Records:
^^^^
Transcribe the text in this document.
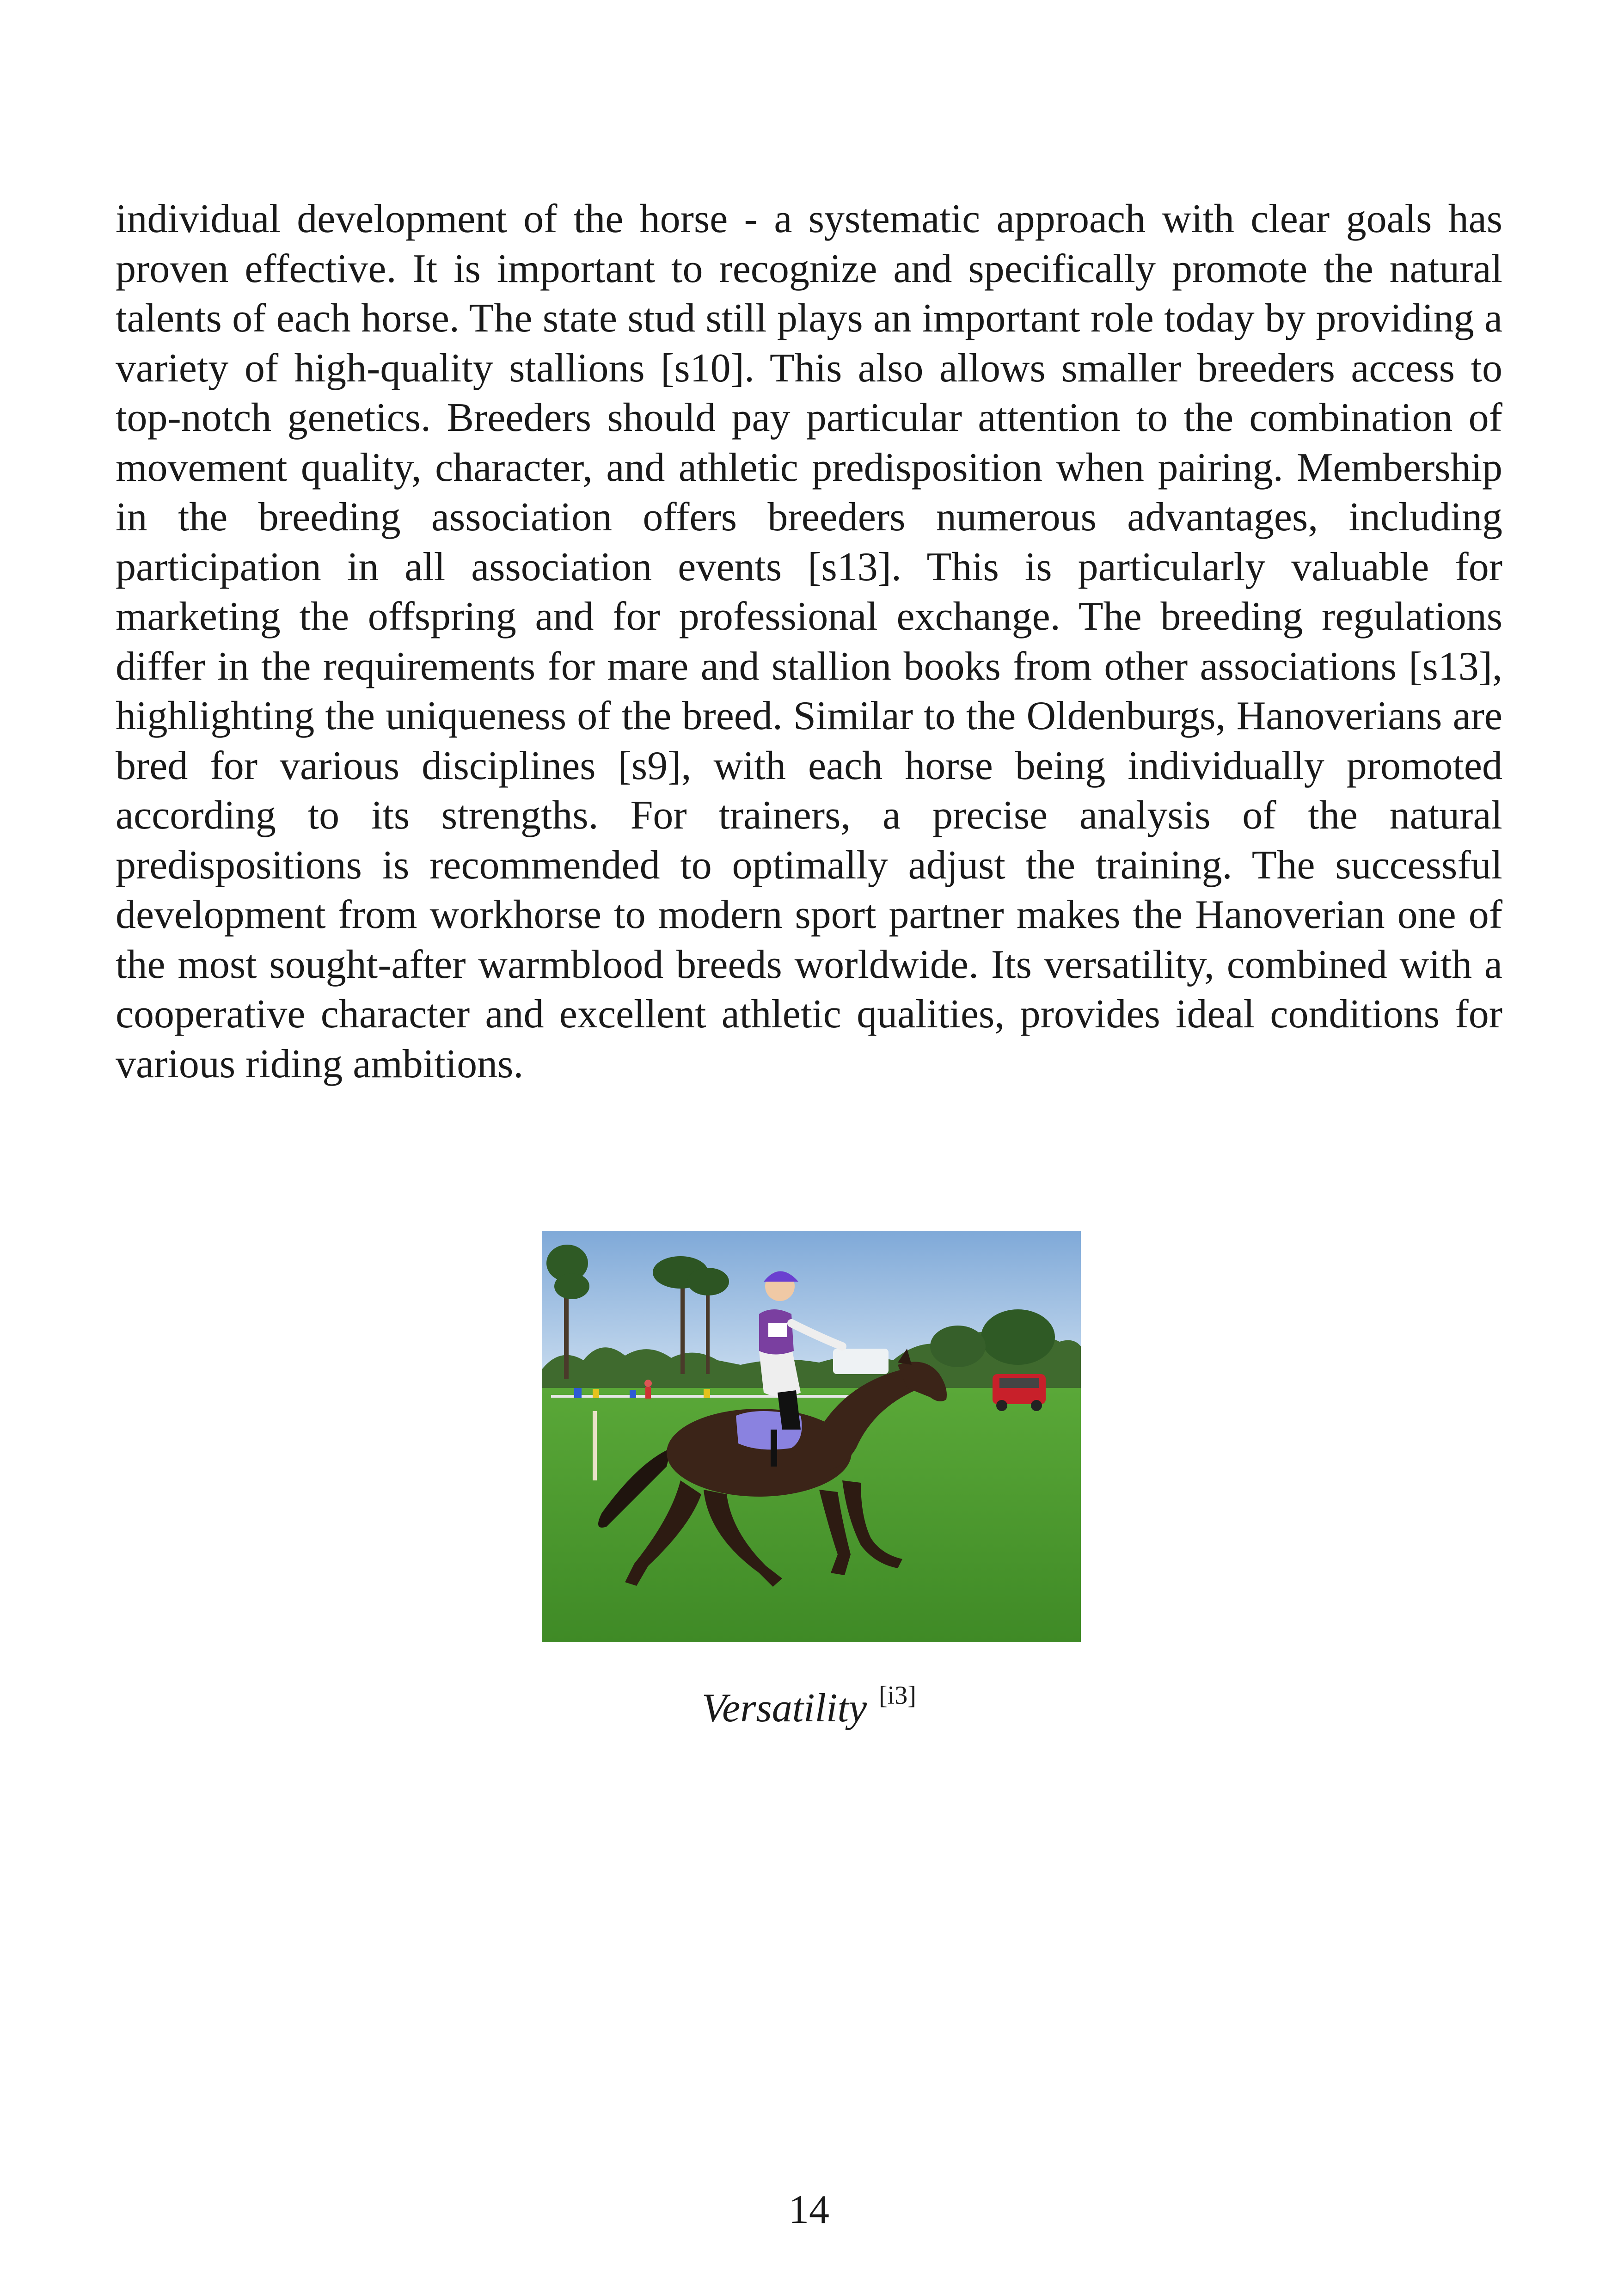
individual development of the horse - a systematic approach with clear goals has proven effective. It is important to recognize and specifically promote the natural talents of each horse. The state stud still plays an important role today by providing a variety of high-quality stallions [s10]. This also allows smaller breeders access to top-notch genetics. Breeders should pay particular attention to the combination of movement quality, character, and athletic predisposition when pairing. Membership in the breeding association offers breeders numerous advantages, including participation in all association events [s13]. This is particularly valuable for marketing the offspring and for professional exchange. The breeding regulations differ in the requirements for mare and stallion books from other associations [s13], highlighting the uniqueness of the breed. Similar to the Oldenburgs, Hanoverians are bred for various disciplines [s9], with each horse being individually promoted according to its strengths. For trainers, a precise analysis of the natural predispositions is recommended to optimally adjust the training. The successful development from workhorse to modern sport partner makes the Hanoverian one of the most sought-after warmblood breeds worldwide. Its versatility, combined with a cooperative character and excellent athletic qualities, provides ideal conditions for various riding ambitions.

Versatility [i3]
14
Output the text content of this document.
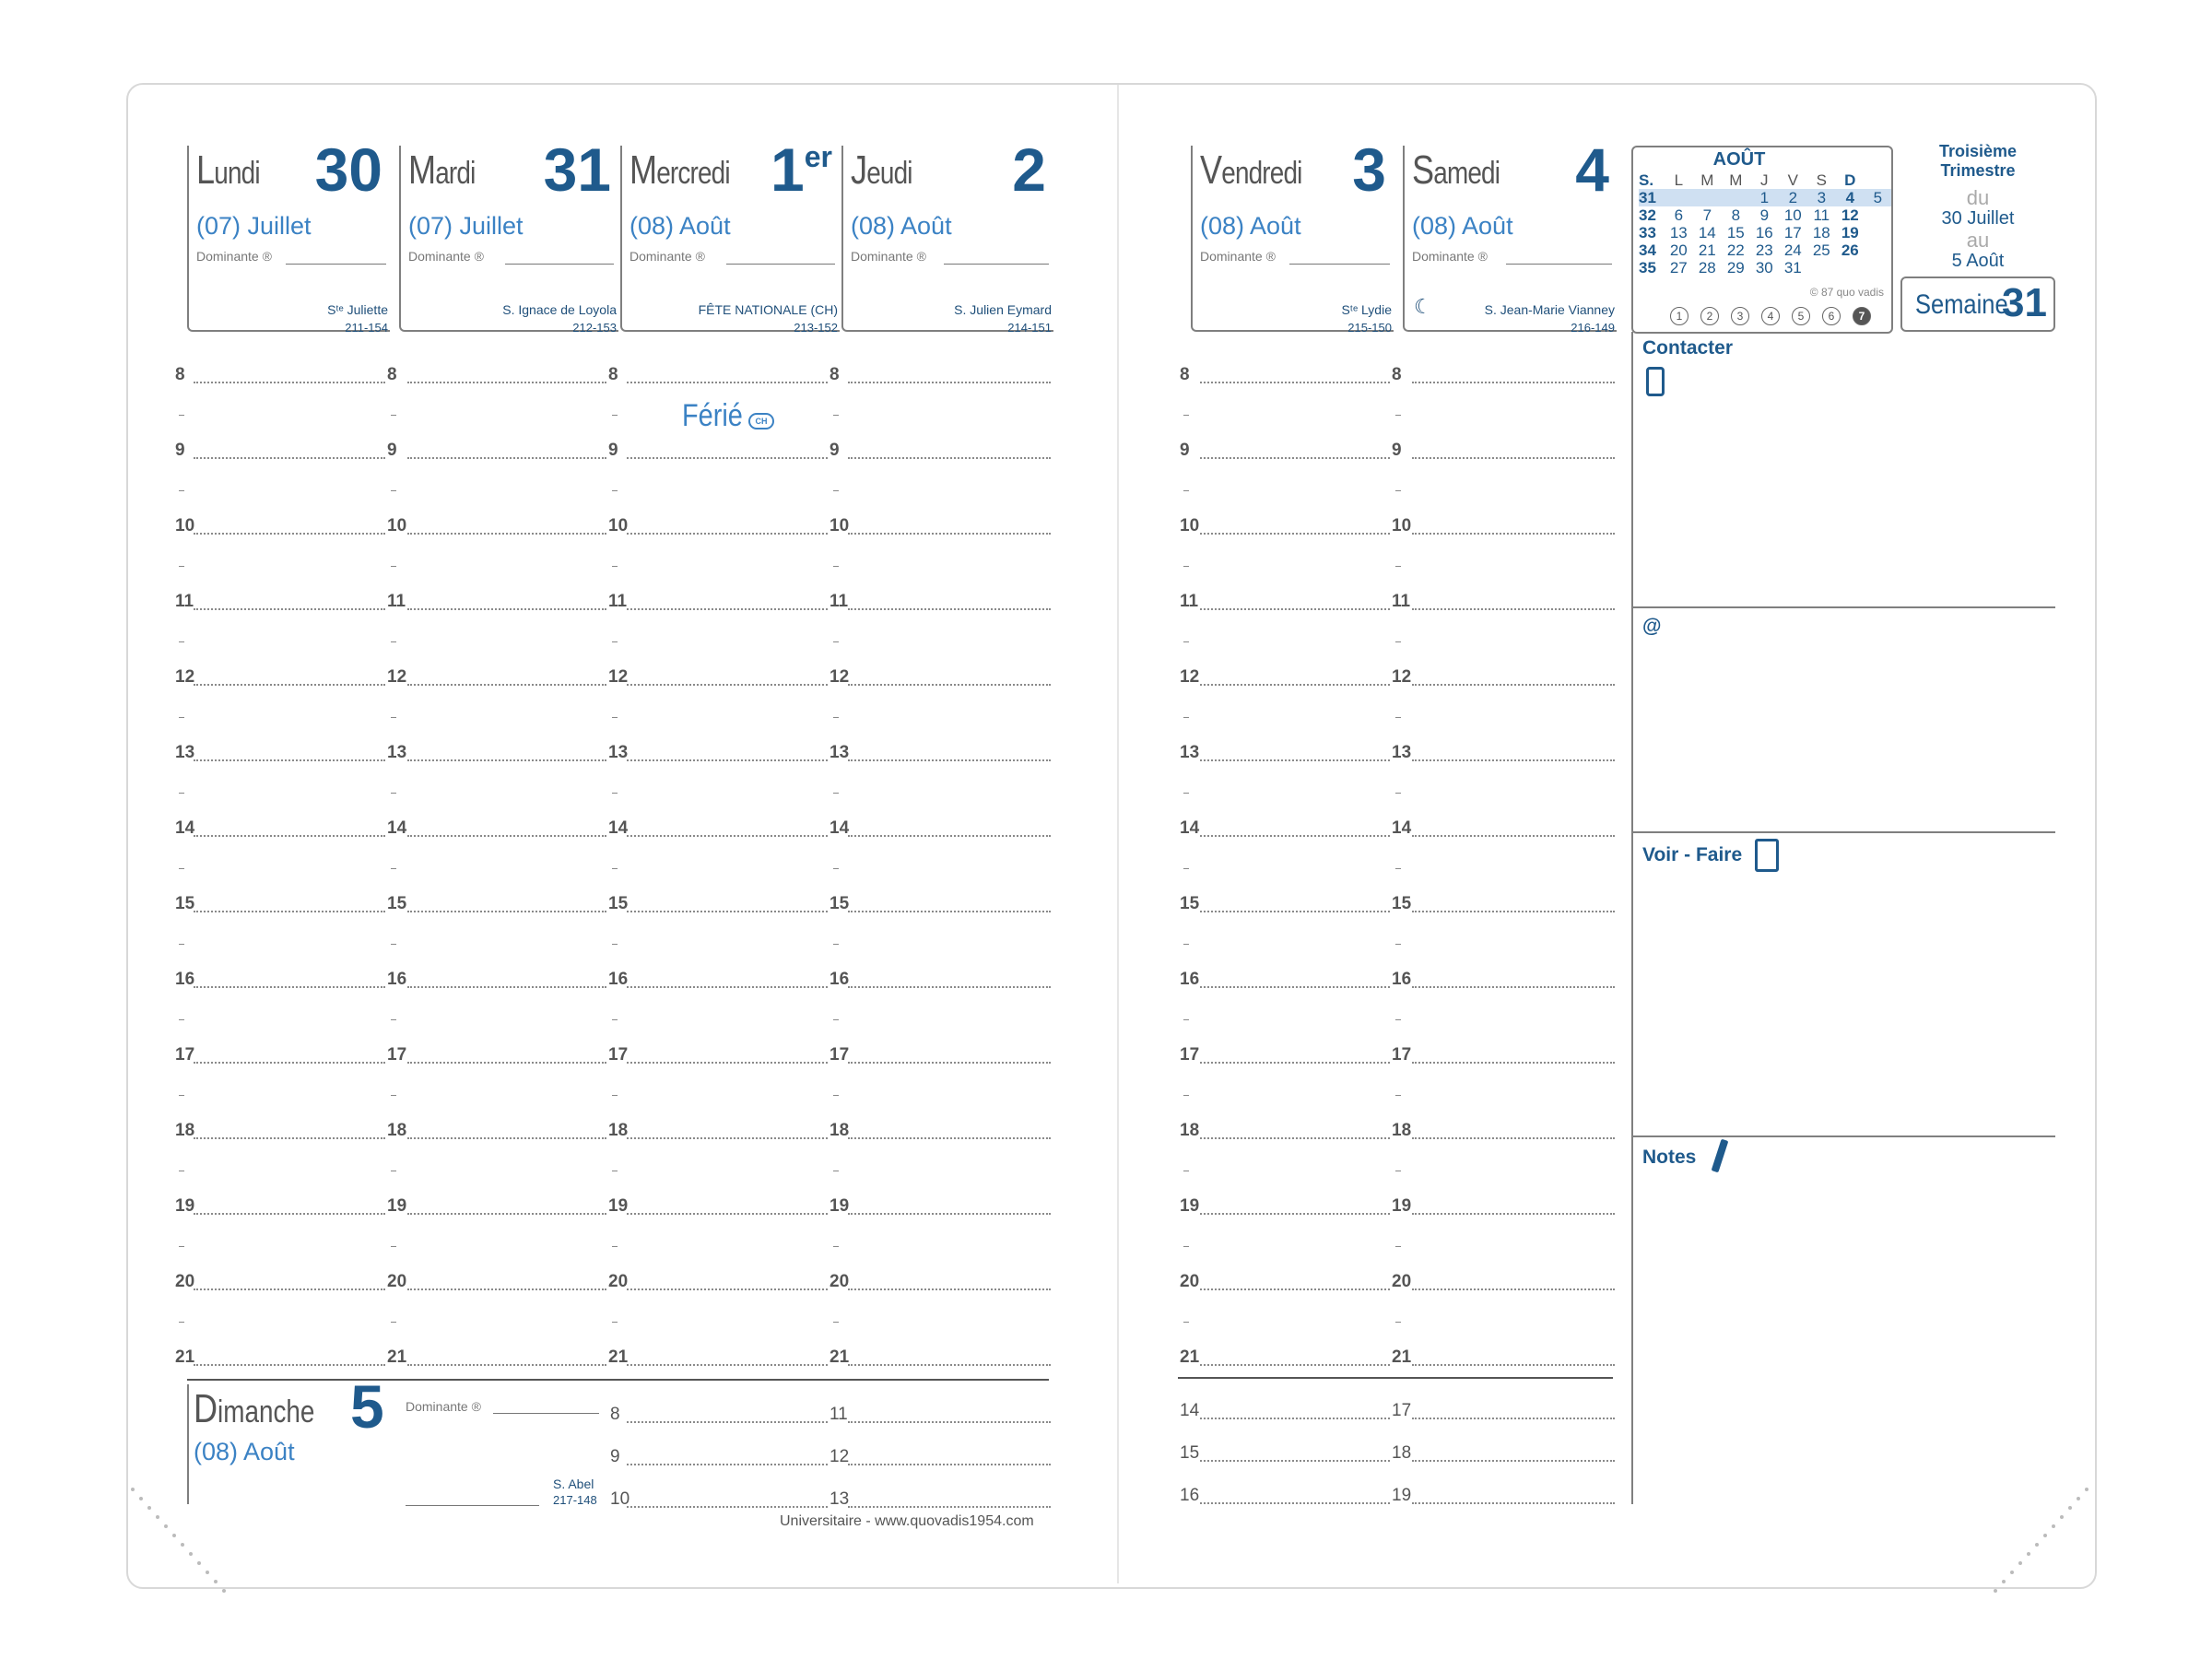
Lundi 30
(07) Juillet
Dominante ®
Sᵗᵉ Juliette
211-154
Mardi 31
(07) Juillet
Dominante ®
S. Ignace de Loyola
212-153
Mercredi 1er
(08) Août
Dominante ®
FÊTE NATIONALE (CH)
213-152
Jeudi 2
(08) Août
Dominante ®
S. Julien Eymard
214-151
Vendredi 3
(08) Août
Dominante ®
Sᵗᵉ Lydie
215-150
Samedi 4
(08) Août
Dominante ®
☾	S. Jean-Marie Vianney
216-149
Férié	CH
8	8	8	8	8	8
9	9	9	9	9	9
10	10	10	10	10	10
11	11	11	11	11	11
12	12	12	12	12	12
13	13	13	13	13	13
14	14	14	14	14	14
15	15	15	15	15	15
16	16	16	16	16	16
17	17	17	17	17	17
18	18	18	18	18	18
19	19	19	19	19	19
20	20	20	20	20	20
21	21	21	21	21	21
Dimanche 5
(08) Août
Dominante ®
S. Abel
217-148
8
9
10
11
12
13
Universitaire - www.quovadis1954.com
14
15
16
17
18
19
AOÛT
S.	L	M	M	J	V	S	D	
31				1	2	3	4	5
32	6	7	8	9	10	11	12	
33	13	14	15	16	17	18	19	
34	20	21	22	23	24	25	26	
35	27	28	29	30	31			
© 87 quo vadis
1 2 3 4 5 6 7
Troisième Trimestre
du
30 Juillet
au
5 Août
Semaine
31
Contacter
@
Voir - Faire
Notes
^^^^
Job:
Copy the records above exactly. The pictures are not part of the copy.

Solution to the exercise:
Transcribe the text in this document.
individual development of the horse - a systematic approach with clear goals has proven effective. It is important to recognize and specifically promote the natural talents of each horse. The state stud still plays an important role today by providing a variety of high-quality stallions [s10]. This also allows smaller breeders access to top-notch genetics. Breeders should pay particular attention to the combination of movement quality, character, and athletic predisposition when pairing. Membership in the breeding association offers breeders numerous advantages, including participation in all association events [s13]. This is particularly valuable for marketing the offspring and for professional exchange. The breeding regulations differ in the requirements for mare and stallion books from other associations [s13], highlighting the uniqueness of the breed. Similar to the Oldenburgs, Hanoverians are bred for various disciplines [s9], with each horse being individually promoted according to its strengths. For trainers, a precise analysis of the natural predispositions is recommended to optimally adjust the training. The successful development from workhorse to modern sport partner makes the Hanoverian one of the most sought-after warmblood breeds worldwide. Its versatility, combined with a cooperative character and excellent athletic qualities, provides ideal conditions for various riding ambitions.

Versatility [i3]
14
Output the text content of this document.
Lundi 30
(07) Juillet
Dominante ®
Sᵗᵉ Juliette
211-154
Mardi 31
(07) Juillet
Dominante ®
S. Ignace de Loyola
212-153
Mercredi 1er
(08) Août
Dominante ®
FÊTE NATIONALE (CH)
213-152
Jeudi 2
(08) Août
Dominante ®
S. Julien Eymard
214-151
Vendredi 3
(08) Août
Dominante ®
Sᵗᵉ Lydie
215-150
Samedi 4
(08) Août
Dominante ®
☾	S. Jean-Marie Vianney
216-149
Férié	CH
8	8	8	8	8	8
9	9	9	9	9	9
10	10	10	10	10	10
11	11	11	11	11	11
12	12	12	12	12	12
13	13	13	13	13	13
14	14	14	14	14	14
15	15	15	15	15	15
16	16	16	16	16	16
17	17	17	17	17	17
18	18	18	18	18	18
19	19	19	19	19	19
20	20	20	20	20	20
21	21	21	21	21	21
Dimanche 5
(08) Août
Dominante ®
S. Abel
217-148
8
9
10
11
12
13
Universitaire - www.quovadis1954.com
14
15
16
17
18
19
AOÛT
S.	L	M	M	J	V	S	D	
31				1	2	3	4	5
32	6	7	8	9	10	11	12	
33	13	14	15	16	17	18	19	
34	20	21	22	23	24	25	26	
35	27	28	29	30	31			
© 87 quo vadis
1 2 3 4 5 6 7
Troisième Trimestre
du
30 Juillet
au
5 Août
Semaine
31
Contacter
@
Voir - Faire
Notes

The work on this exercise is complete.